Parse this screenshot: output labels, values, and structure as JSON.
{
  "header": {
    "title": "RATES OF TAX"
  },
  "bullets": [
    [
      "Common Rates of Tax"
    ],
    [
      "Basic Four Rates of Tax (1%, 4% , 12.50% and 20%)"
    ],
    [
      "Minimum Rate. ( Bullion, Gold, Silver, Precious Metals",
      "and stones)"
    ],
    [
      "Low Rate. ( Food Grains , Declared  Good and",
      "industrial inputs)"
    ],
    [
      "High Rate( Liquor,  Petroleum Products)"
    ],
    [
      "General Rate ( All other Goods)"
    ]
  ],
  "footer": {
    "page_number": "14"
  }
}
════
REQUEST — Reproduce the entries above exactly.

WRITTEN RESPONSE —
Parse this screenshot: output labels, values, and structure as JSON.
{
  "header": {
    "title": "RATES OF TAX"
  },
  "bullets": [
    [
      "Common Rates of Tax"
    ],
    [
      "Basic Four Rates of Tax (1%, 4% , 12.50% and 20%)"
    ],
    [
      "Minimum Rate. ( Bullion, Gold, Silver, Precious Metals",
      "and stones)"
    ],
    [
      "Low Rate. ( Food Grains , Declared  Good and",
      "industrial inputs)"
    ],
    [
      "High Rate( Liquor,  Petroleum Products)"
    ],
    [
      "General Rate ( All other Goods)"
    ]
  ],
  "footer": {
    "page_number": "14"
  }
}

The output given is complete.